** START **

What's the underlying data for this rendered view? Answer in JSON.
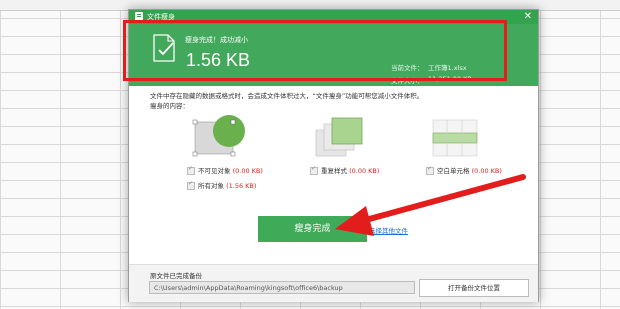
{
  "dialog": {
    "title": "文件瘦身"
  },
  "banner": {
    "status": "瘦身完成！成功减小",
    "saved_size": "1.56 KB",
    "current_file_label": "当前文件：",
    "current_file_value": "工作簿1.xlsx",
    "file_size_label": "文件大小：",
    "file_size_value": "11,251.00 KB"
  },
  "description": {
    "line1": "文件中存在隐藏的数据或格式时，会造成文件体积过大，“文件瘦身”功能可帮您减小文件体积。",
    "line2": "瘦身的内容："
  },
  "options": {
    "invisible_objects": {
      "label": "不可见对象",
      "size": "(0.00 KB)"
    },
    "all_objects": {
      "label": "所有对象",
      "size": "(1.56 KB)"
    },
    "duplicate_styles": {
      "label": "重复样式",
      "size": "(0.00 KB)"
    },
    "empty_cells": {
      "label": "空白单元格",
      "size": "(0.00 KB)"
    }
  },
  "actions": {
    "finish_label": "瘦身完成",
    "choose_other_label": "选择其他文件"
  },
  "footer": {
    "backup_label": "原文件已完成备份",
    "backup_path": "C:\\Users\\admin\\AppData\\Roaming\\kingsoft\\office6\\backup",
    "open_folder_label": "打开备份文件位置"
  },
  "colors": {
    "accent_green": "#42a95c",
    "highlight_red": "#e31c1c",
    "link_blue": "#1d6fd1"
  }
}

** END **

INSTRUCTIONS TO FOLLOW: Report how many lines of the entries hold the word "文件瘦身". Nothing else is needed.

FULL RESPONSE: 2